All of the records below need to be copied exactly.

── Supplied material ──

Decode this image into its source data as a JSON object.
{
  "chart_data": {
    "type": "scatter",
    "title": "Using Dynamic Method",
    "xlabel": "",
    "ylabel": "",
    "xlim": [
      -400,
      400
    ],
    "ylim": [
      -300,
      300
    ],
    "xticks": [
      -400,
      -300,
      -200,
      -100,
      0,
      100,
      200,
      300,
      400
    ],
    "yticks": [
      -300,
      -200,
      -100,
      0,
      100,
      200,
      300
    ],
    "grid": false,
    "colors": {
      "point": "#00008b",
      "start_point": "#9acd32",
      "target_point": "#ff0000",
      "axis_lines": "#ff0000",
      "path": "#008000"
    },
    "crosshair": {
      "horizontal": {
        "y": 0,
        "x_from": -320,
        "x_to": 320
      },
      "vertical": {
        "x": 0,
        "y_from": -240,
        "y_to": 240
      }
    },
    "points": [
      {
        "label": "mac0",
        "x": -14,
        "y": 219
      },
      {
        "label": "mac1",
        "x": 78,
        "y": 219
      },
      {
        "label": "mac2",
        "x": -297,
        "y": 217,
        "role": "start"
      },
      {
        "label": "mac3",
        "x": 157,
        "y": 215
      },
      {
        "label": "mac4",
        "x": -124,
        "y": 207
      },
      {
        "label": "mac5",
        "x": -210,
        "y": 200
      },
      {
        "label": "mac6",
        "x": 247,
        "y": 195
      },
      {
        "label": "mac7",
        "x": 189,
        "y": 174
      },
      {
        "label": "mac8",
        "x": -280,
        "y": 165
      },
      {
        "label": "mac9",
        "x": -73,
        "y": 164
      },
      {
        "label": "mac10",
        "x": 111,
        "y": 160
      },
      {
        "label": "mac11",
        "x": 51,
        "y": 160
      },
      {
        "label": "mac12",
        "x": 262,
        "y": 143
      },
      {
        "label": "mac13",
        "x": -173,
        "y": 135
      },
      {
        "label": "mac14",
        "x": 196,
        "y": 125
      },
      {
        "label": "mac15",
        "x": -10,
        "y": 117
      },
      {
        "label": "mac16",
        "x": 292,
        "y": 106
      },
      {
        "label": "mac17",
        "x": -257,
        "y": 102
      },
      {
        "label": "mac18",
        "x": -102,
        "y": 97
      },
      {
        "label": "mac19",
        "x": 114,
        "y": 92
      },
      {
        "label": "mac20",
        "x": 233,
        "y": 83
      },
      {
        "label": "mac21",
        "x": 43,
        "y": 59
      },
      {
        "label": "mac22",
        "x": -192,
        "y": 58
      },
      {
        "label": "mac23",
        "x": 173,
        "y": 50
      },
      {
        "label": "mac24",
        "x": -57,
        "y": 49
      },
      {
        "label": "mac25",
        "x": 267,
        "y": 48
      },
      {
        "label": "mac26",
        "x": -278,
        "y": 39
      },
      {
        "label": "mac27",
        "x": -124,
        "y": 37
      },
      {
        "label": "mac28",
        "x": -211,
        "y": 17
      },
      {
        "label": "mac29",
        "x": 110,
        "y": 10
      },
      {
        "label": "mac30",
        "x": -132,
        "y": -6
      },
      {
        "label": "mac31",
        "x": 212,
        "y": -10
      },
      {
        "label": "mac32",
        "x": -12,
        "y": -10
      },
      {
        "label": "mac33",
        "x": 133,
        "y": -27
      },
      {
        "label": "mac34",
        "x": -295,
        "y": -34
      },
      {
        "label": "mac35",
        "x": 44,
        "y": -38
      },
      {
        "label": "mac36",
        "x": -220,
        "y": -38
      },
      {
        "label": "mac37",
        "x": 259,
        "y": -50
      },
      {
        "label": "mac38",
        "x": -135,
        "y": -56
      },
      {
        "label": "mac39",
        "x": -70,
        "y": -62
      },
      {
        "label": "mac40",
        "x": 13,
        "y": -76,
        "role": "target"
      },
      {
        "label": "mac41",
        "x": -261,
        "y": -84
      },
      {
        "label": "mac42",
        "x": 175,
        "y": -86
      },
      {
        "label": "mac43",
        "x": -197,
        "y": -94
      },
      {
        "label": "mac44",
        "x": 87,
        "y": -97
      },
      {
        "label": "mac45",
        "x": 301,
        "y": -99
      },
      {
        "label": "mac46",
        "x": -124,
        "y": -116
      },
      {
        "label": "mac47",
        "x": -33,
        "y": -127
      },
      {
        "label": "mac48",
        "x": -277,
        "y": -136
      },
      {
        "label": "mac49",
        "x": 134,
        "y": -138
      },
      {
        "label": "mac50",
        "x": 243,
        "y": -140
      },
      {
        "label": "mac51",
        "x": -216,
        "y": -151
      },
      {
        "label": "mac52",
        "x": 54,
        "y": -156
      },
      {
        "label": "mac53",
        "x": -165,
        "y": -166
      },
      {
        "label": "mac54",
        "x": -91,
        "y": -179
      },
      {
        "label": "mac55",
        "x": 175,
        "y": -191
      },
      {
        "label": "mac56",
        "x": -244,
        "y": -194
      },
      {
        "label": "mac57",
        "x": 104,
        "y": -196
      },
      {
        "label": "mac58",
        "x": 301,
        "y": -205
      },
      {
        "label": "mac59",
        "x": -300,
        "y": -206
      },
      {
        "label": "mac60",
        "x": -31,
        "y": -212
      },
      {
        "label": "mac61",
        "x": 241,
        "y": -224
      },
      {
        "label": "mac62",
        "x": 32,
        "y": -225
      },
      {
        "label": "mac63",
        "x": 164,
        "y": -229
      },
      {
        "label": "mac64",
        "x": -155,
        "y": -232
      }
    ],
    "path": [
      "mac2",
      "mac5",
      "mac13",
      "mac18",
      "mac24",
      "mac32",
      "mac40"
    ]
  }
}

───

Completed exercise ▸
Decode this image into its source data as a JSON object.
{
  "chart_data": {
    "type": "scatter",
    "title": "Using Dynamic Method",
    "xlabel": "",
    "ylabel": "",
    "xlim": [
      -400,
      400
    ],
    "ylim": [
      -300,
      300
    ],
    "xticks": [
      -400,
      -300,
      -200,
      -100,
      0,
      100,
      200,
      300,
      400
    ],
    "yticks": [
      -300,
      -200,
      -100,
      0,
      100,
      200,
      300
    ],
    "grid": false,
    "colors": {
      "point": "#00008b",
      "start_point": "#9acd32",
      "target_point": "#ff0000",
      "axis_lines": "#ff0000",
      "path": "#008000"
    },
    "crosshair": {
      "horizontal": {
        "y": 0,
        "x_from": -320,
        "x_to": 320
      },
      "vertical": {
        "x": 0,
        "y_from": -240,
        "y_to": 240
      }
    },
    "points": [
      {
        "label": "mac0",
        "x": -14,
        "y": 219
      },
      {
        "label": "mac1",
        "x": 78,
        "y": 219
      },
      {
        "label": "mac2",
        "x": -297,
        "y": 217,
        "role": "start"
      },
      {
        "label": "mac3",
        "x": 157,
        "y": 215
      },
      {
        "label": "mac4",
        "x": -124,
        "y": 207
      },
      {
        "label": "mac5",
        "x": -210,
        "y": 200
      },
      {
        "label": "mac6",
        "x": 247,
        "y": 195
      },
      {
        "label": "mac7",
        "x": 189,
        "y": 174
      },
      {
        "label": "mac8",
        "x": -280,
        "y": 165
      },
      {
        "label": "mac9",
        "x": -73,
        "y": 164
      },
      {
        "label": "mac10",
        "x": 111,
        "y": 160
      },
      {
        "label": "mac11",
        "x": 51,
        "y": 160
      },
      {
        "label": "mac12",
        "x": 262,
        "y": 143
      },
      {
        "label": "mac13",
        "x": -173,
        "y": 135
      },
      {
        "label": "mac14",
        "x": 196,
        "y": 125
      },
      {
        "label": "mac15",
        "x": -10,
        "y": 117
      },
      {
        "label": "mac16",
        "x": 292,
        "y": 106
      },
      {
        "label": "mac17",
        "x": -257,
        "y": 102
      },
      {
        "label": "mac18",
        "x": -102,
        "y": 97
      },
      {
        "label": "mac19",
        "x": 114,
        "y": 92
      },
      {
        "label": "mac20",
        "x": 233,
        "y": 83
      },
      {
        "label": "mac21",
        "x": 43,
        "y": 59
      },
      {
        "label": "mac22",
        "x": -192,
        "y": 58
      },
      {
        "label": "mac23",
        "x": 173,
        "y": 50
      },
      {
        "label": "mac24",
        "x": -57,
        "y": 49
      },
      {
        "label": "mac25",
        "x": 267,
        "y": 48
      },
      {
        "label": "mac26",
        "x": -278,
        "y": 39
      },
      {
        "label": "mac27",
        "x": -124,
        "y": 37
      },
      {
        "label": "mac28",
        "x": -211,
        "y": 17
      },
      {
        "label": "mac29",
        "x": 110,
        "y": 10
      },
      {
        "label": "mac30",
        "x": -132,
        "y": -6
      },
      {
        "label": "mac31",
        "x": 212,
        "y": -10
      },
      {
        "label": "mac32",
        "x": -12,
        "y": -10
      },
      {
        "label": "mac33",
        "x": 133,
        "y": -27
      },
      {
        "label": "mac34",
        "x": -295,
        "y": -34
      },
      {
        "label": "mac35",
        "x": 44,
        "y": -38
      },
      {
        "label": "mac36",
        "x": -220,
        "y": -38
      },
      {
        "label": "mac37",
        "x": 259,
        "y": -50
      },
      {
        "label": "mac38",
        "x": -135,
        "y": -56
      },
      {
        "label": "mac39",
        "x": -70,
        "y": -62
      },
      {
        "label": "mac40",
        "x": 13,
        "y": -76,
        "role": "target"
      },
      {
        "label": "mac41",
        "x": -261,
        "y": -84
      },
      {
        "label": "mac42",
        "x": 175,
        "y": -86
      },
      {
        "label": "mac43",
        "x": -197,
        "y": -94
      },
      {
        "label": "mac44",
        "x": 87,
        "y": -97
      },
      {
        "label": "mac45",
        "x": 301,
        "y": -99
      },
      {
        "label": "mac46",
        "x": -124,
        "y": -116
      },
      {
        "label": "mac47",
        "x": -33,
        "y": -127
      },
      {
        "label": "mac48",
        "x": -277,
        "y": -136
      },
      {
        "label": "mac49",
        "x": 134,
        "y": -138
      },
      {
        "label": "mac50",
        "x": 243,
        "y": -140
      },
      {
        "label": "mac51",
        "x": -216,
        "y": -151
      },
      {
        "label": "mac52",
        "x": 54,
        "y": -156
      },
      {
        "label": "mac53",
        "x": -165,
        "y": -166
      },
      {
        "label": "mac54",
        "x": -91,
        "y": -179
      },
      {
        "label": "mac55",
        "x": 175,
        "y": -191
      },
      {
        "label": "mac56",
        "x": -244,
        "y": -194
      },
      {
        "label": "mac57",
        "x": 104,
        "y": -196
      },
      {
        "label": "mac58",
        "x": 301,
        "y": -205
      },
      {
        "label": "mac59",
        "x": -300,
        "y": -206
      },
      {
        "label": "mac60",
        "x": -31,
        "y": -212
      },
      {
        "label": "mac61",
        "x": 241,
        "y": -224
      },
      {
        "label": "mac62",
        "x": 32,
        "y": -225
      },
      {
        "label": "mac63",
        "x": 164,
        "y": -229
      },
      {
        "label": "mac64",
        "x": -155,
        "y": -232
      }
    ],
    "path": [
      "mac2",
      "mac5",
      "mac13",
      "mac18",
      "mac24",
      "mac32",
      "mac40"
    ]
  }
}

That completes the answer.